(Stored records)
┄┄┄┄┄┄┄┄┄┄┄┄┄┄┄┄┄┄┄┄
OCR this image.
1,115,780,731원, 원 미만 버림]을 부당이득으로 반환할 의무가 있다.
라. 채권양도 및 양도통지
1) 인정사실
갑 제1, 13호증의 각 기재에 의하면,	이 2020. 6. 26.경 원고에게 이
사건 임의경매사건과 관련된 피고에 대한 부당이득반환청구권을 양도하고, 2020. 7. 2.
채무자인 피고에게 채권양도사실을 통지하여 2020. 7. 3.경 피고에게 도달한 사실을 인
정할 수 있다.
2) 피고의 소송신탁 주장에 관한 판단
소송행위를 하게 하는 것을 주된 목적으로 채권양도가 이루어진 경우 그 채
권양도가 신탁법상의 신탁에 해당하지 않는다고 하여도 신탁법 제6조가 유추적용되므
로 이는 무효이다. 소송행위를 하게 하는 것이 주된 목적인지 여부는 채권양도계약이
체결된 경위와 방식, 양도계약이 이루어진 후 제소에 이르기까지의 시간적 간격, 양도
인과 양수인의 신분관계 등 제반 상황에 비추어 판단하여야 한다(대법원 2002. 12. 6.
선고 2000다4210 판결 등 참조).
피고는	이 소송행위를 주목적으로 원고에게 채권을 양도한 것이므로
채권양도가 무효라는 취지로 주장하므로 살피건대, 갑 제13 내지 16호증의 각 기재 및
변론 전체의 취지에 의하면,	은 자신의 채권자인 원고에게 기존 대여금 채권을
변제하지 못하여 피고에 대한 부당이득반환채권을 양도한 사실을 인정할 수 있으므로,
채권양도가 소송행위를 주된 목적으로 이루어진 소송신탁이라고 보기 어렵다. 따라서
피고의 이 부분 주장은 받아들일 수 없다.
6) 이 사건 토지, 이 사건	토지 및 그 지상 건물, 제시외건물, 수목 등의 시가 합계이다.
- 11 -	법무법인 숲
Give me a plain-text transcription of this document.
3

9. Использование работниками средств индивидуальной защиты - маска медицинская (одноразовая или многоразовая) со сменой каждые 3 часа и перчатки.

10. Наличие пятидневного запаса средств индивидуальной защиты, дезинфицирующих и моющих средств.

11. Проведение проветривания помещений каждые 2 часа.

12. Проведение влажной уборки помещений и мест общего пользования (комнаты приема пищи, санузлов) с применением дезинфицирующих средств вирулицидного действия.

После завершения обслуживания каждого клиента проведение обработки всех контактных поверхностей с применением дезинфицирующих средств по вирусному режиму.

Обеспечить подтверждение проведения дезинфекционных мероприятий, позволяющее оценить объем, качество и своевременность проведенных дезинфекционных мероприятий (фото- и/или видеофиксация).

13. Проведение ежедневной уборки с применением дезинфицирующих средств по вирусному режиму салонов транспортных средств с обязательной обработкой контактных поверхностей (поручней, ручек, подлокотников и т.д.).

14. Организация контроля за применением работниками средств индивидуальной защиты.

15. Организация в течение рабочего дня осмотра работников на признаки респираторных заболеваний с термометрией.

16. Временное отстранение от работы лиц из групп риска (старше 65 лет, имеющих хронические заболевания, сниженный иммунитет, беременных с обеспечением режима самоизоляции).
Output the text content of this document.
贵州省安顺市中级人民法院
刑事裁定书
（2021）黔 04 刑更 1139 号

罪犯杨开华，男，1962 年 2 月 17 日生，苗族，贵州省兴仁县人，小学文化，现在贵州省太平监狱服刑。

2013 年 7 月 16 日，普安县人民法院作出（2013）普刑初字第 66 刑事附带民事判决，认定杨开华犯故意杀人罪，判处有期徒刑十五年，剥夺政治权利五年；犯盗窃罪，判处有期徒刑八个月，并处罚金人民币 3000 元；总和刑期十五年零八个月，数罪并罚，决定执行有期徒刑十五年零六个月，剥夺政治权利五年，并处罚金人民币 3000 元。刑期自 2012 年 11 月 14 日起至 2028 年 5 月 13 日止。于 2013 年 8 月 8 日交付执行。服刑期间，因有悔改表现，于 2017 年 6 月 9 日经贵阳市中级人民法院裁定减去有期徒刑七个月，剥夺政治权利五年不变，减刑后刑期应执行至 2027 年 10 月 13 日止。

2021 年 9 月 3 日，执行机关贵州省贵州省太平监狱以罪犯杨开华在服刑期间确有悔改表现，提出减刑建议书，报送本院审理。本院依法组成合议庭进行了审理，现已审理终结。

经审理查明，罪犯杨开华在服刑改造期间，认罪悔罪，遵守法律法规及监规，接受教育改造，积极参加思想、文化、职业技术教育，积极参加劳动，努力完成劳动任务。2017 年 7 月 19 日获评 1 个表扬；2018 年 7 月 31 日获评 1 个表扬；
┄┄┄┄┄┄┄┄┄┄┄┄┄┄┄┄┄┄┄┄
◆ Requirements: Each line in the entries above that includes the string "text" should be extracted.

◆ Solution:
Give me a plain-text transcription of this document.
Output the text content of this document.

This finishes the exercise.